What you will do: In the listing below, locate the lines that hold "Sector" and copy them.

++++++++++

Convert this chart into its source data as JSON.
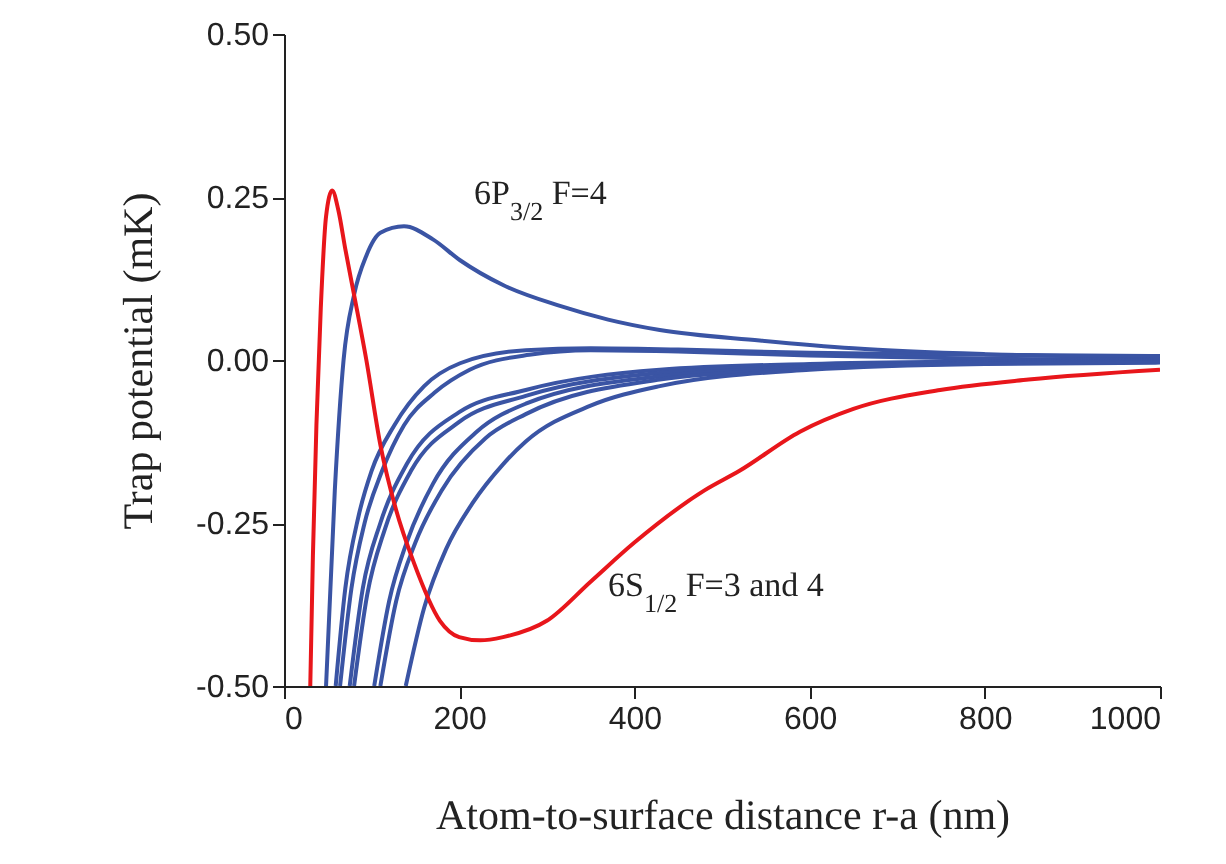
{
  "chart_data": {
    "type": "line",
    "xlabel": "Atom-to-surface distance r-a (nm)",
    "ylabel": "Trap potential (mK)",
    "xlim": [
      0,
      1000
    ],
    "xticks": [
      0,
      200,
      400,
      600,
      800,
      1000
    ],
    "ylim": [
      -0.5,
      0.5
    ],
    "yticks": [
      {
        "value": -0.5,
        "label": "-0.50"
      },
      {
        "value": -0.25,
        "label": "-0.25"
      },
      {
        "value": 0,
        "label": "0.00"
      },
      {
        "value": 0.25,
        "label": "0.25"
      },
      {
        "value": 0.5,
        "label": "0.50"
      }
    ],
    "grid": false,
    "line_style": "solid",
    "marker": "none",
    "annotations": [
      "6P$_{3/2}$ F=4",
      "6S$_{1/2}$ F=3 and 4"
    ],
    "series": [
      {
        "color": "#3a54a4",
        "x": [
          48,
          58,
          68,
          80,
          94,
          110,
          137,
          170,
          201,
          250,
          315,
          370,
          429,
          543,
          650,
          800,
          1000
        ],
        "values": [
          -0.5,
          -0.2,
          0,
          0.1,
          0.16,
          0.195,
          0.205,
          0.185,
          0.153,
          0.115,
          0.083,
          0.062,
          0.046,
          0.03,
          0.018,
          0.009,
          0.004
        ]
      },
      {
        "color": "#3a54a4",
        "x": [
          59,
          70,
          85,
          100,
          126,
          160,
          201,
          276,
          350,
          450,
          600,
          800,
          1000
        ],
        "values": [
          -0.5,
          -0.35,
          -0.24,
          -0.17,
          -0.1,
          -0.04,
          -0.005,
          0.015,
          0.018,
          0.016,
          0.011,
          0.008,
          0.006
        ]
      },
      {
        "color": "#3a54a4",
        "x": [
          64,
          77,
          92,
          112,
          137,
          172,
          212,
          280,
          350,
          450,
          600,
          800,
          1000
        ],
        "values": [
          -0.5,
          -0.35,
          -0.25,
          -0.17,
          -0.1,
          -0.05,
          -0.015,
          0.008,
          0.015,
          0.013,
          0.007,
          0.002,
          0
        ]
      },
      {
        "color": "#3a54a4",
        "x": [
          75,
          90,
          110,
          140,
          200,
          276,
          429,
          600,
          800,
          1000
        ],
        "values": [
          -0.5,
          -0.35,
          -0.25,
          -0.16,
          -0.08,
          -0.046,
          -0.015,
          -0.006,
          -0.002,
          0
        ]
      },
      {
        "color": "#3a54a4",
        "x": [
          80,
          95,
          115,
          145,
          200,
          276,
          429,
          600,
          800,
          1000
        ],
        "values": [
          -0.5,
          -0.36,
          -0.26,
          -0.17,
          -0.095,
          -0.055,
          -0.02,
          -0.009,
          -0.003,
          -0.001
        ]
      },
      {
        "color": "#3a54a4",
        "x": [
          103,
          120,
          140,
          170,
          220,
          276,
          429,
          600,
          800,
          1000
        ],
        "values": [
          -0.5,
          -0.37,
          -0.28,
          -0.19,
          -0.11,
          -0.067,
          -0.025,
          -0.011,
          -0.004,
          -0.002
        ]
      },
      {
        "color": "#3a54a4",
        "x": [
          110,
          128,
          150,
          180,
          230,
          276,
          429,
          600,
          800,
          1000
        ],
        "values": [
          -0.5,
          -0.37,
          -0.28,
          -0.2,
          -0.12,
          -0.083,
          -0.03,
          -0.013,
          -0.005,
          -0.003
        ]
      },
      {
        "color": "#3a54a4",
        "x": [
          139,
          160,
          185,
          215,
          250,
          276,
          350,
          429,
          600,
          800,
          1000
        ],
        "values": [
          -0.5,
          -0.38,
          -0.29,
          -0.22,
          -0.16,
          -0.125,
          -0.07,
          -0.04,
          -0.015,
          -0.006,
          -0.004
        ]
      },
      {
        "color": "#e8161b",
        "x": [
          30,
          33,
          37,
          42,
          48,
          55,
          62,
          70,
          80,
          94,
          110,
          128,
          148,
          178,
          200,
          224,
          250,
          300,
          350,
          400,
          480,
          520,
          589,
          650,
          749,
          850,
          1000
        ],
        "values": [
          -0.5,
          -0.3,
          -0.1,
          0.08,
          0.22,
          0.26,
          0.23,
          0.17,
          0.1,
          0,
          -0.13,
          -0.23,
          -0.31,
          -0.4,
          -0.425,
          -0.43,
          -0.425,
          -0.4,
          -0.34,
          -0.28,
          -0.2,
          -0.17,
          -0.11,
          -0.075,
          -0.046,
          -0.03,
          -0.015
        ]
      }
    ]
  }
}
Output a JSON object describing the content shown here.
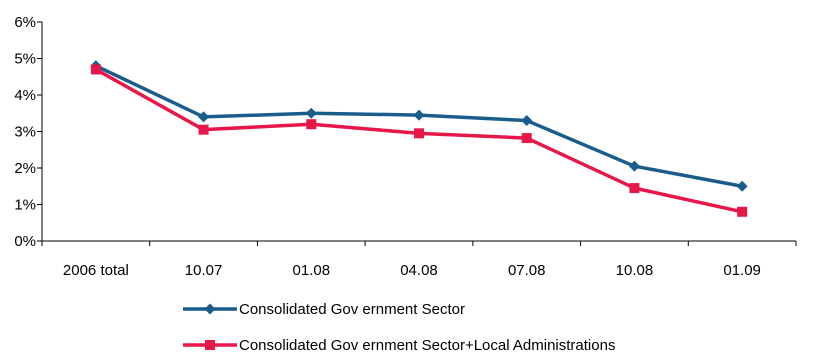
{
  "chart_data": {
    "type": "line",
    "categories": [
      "2006 total",
      "10.07",
      "01.08",
      "04.08",
      "07.08",
      "10.08",
      "01.09"
    ],
    "ylim": [
      0,
      6
    ],
    "yticks": [
      "0%",
      "1%",
      "2%",
      "3%",
      "4%",
      "5%",
      "6%"
    ],
    "grid": false,
    "legend_position": "bottom",
    "series": [
      {
        "name": "Consolidated Gov ernment Sector",
        "values": [
          4.8,
          3.4,
          3.5,
          3.45,
          3.3,
          2.05,
          1.5
        ],
        "color": "#1a5d8a",
        "marker": "diamond"
      },
      {
        "name": "Consolidated Gov ernment Sector+Local Administrations",
        "values": [
          4.7,
          3.05,
          3.2,
          2.95,
          2.82,
          1.45,
          0.8
        ],
        "color": "#e8174a",
        "marker": "square"
      }
    ]
  }
}
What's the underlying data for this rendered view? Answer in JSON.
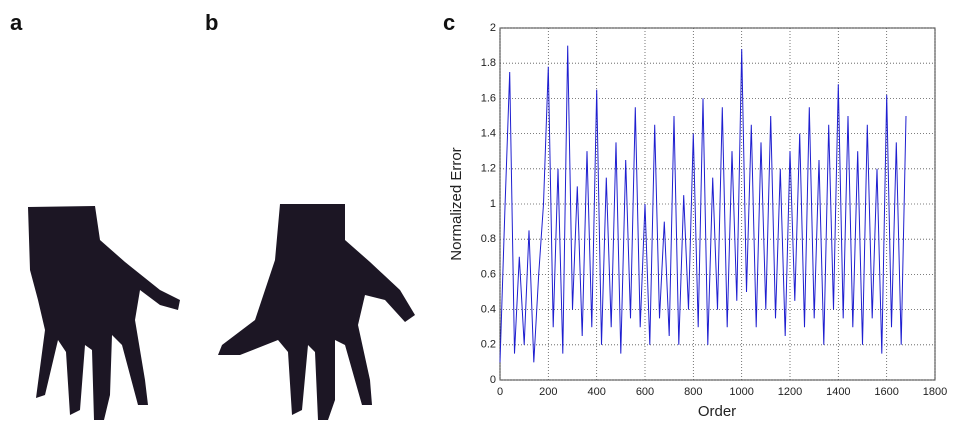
{
  "panel_labels": [
    "a",
    "b",
    "c"
  ],
  "chart_data": {
    "type": "line",
    "xlabel": "Order",
    "ylabel": "Normalized Error",
    "color": "#1f1fd0",
    "xlim": [
      0,
      1800
    ],
    "xticks": [
      0,
      200,
      400,
      600,
      800,
      1000,
      1200,
      1400,
      1600,
      1800
    ],
    "ylim": [
      0,
      2
    ],
    "yticks": [
      0,
      0.2,
      0.4,
      0.6,
      0.8,
      1,
      1.2,
      1.4,
      1.6,
      1.8,
      2
    ],
    "grid": true,
    "x": [
      0,
      20,
      40,
      60,
      80,
      100,
      120,
      140,
      160,
      180,
      200,
      220,
      240,
      260,
      280,
      300,
      320,
      340,
      360,
      380,
      400,
      420,
      440,
      460,
      480,
      500,
      520,
      540,
      560,
      580,
      600,
      620,
      640,
      660,
      680,
      700,
      720,
      740,
      760,
      780,
      800,
      820,
      840,
      860,
      880,
      900,
      920,
      940,
      960,
      980,
      1000,
      1020,
      1040,
      1060,
      1080,
      1100,
      1120,
      1140,
      1160,
      1180,
      1200,
      1220,
      1240,
      1260,
      1280,
      1300,
      1320,
      1340,
      1360,
      1380,
      1400,
      1420,
      1440,
      1460,
      1480,
      1500,
      1520,
      1540,
      1560,
      1580,
      1600,
      1620,
      1640,
      1660,
      1680
    ],
    "values": [
      0.1,
      0.95,
      1.75,
      0.15,
      0.7,
      0.2,
      0.85,
      0.1,
      0.6,
      1.0,
      1.78,
      0.3,
      1.2,
      0.15,
      1.9,
      0.4,
      1.1,
      0.25,
      1.3,
      0.3,
      1.65,
      0.2,
      1.15,
      0.3,
      1.35,
      0.15,
      1.25,
      0.35,
      1.55,
      0.3,
      1.0,
      0.2,
      1.45,
      0.35,
      0.9,
      0.25,
      1.5,
      0.2,
      1.05,
      0.4,
      1.4,
      0.3,
      1.6,
      0.2,
      1.15,
      0.4,
      1.55,
      0.3,
      1.3,
      0.45,
      1.88,
      0.5,
      1.45,
      0.3,
      1.35,
      0.4,
      1.5,
      0.35,
      1.2,
      0.25,
      1.3,
      0.45,
      1.4,
      0.3,
      1.55,
      0.35,
      1.25,
      0.2,
      1.45,
      0.4,
      1.68,
      0.35,
      1.5,
      0.3,
      1.3,
      0.2,
      1.45,
      0.35,
      1.2,
      0.15,
      1.62,
      0.3,
      1.35,
      0.2,
      1.5
    ]
  }
}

++++++++++

Output of the exercise:
        "name": "Consolidated Gov ernment Sector",
        "name": "Consolidated Gov ernment Sector+Local Administrations",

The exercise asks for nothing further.